Given instruction> Wherever a line holds the string "小学班务新学期工作计划", copy that line.

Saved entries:
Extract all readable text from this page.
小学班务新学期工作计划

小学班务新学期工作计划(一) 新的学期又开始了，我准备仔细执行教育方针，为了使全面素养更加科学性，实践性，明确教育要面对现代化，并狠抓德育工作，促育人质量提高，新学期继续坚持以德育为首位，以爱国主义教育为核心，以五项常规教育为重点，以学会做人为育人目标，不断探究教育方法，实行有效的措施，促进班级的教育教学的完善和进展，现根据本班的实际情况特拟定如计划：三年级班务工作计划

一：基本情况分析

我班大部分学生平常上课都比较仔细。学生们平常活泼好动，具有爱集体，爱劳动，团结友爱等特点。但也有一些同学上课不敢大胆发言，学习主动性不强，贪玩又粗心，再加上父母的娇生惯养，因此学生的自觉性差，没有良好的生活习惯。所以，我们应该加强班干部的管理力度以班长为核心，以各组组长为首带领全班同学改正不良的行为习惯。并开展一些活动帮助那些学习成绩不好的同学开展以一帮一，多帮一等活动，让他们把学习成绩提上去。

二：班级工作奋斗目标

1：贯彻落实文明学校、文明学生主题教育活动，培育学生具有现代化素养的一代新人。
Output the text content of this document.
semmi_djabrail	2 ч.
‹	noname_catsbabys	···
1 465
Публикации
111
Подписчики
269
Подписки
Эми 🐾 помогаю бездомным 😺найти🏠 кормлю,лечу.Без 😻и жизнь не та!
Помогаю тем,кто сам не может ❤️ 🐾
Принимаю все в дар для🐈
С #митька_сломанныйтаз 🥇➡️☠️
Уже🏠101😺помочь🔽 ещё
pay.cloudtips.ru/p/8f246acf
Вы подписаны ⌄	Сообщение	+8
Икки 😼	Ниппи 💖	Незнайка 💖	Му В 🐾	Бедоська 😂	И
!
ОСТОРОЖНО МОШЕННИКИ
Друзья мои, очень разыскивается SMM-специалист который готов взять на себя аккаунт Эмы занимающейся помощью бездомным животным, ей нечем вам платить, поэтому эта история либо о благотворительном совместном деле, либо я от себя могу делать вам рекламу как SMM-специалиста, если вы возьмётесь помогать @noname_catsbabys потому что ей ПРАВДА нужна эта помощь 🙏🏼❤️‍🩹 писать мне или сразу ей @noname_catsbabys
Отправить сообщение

Answer to the exercise>
小学班务新学期工作计划
小学班务新学期工作计划(一) 新的学期又开始了，我准备仔细执行教育方针，为了使全面素养更加科学性，实践性，明确教育要面对现代化，并狠抓德育工作，促育人质量提高，新学期继续坚持以德育为首位，以爱国主义教育为核心，以五项常规教育为重点，以学会做人为育人目标，不断探究教育方法，实行有效的措施，促进班级的教育教学的完善和进展，现根据本班的实际情况特拟定如计划：三年级班务工作计划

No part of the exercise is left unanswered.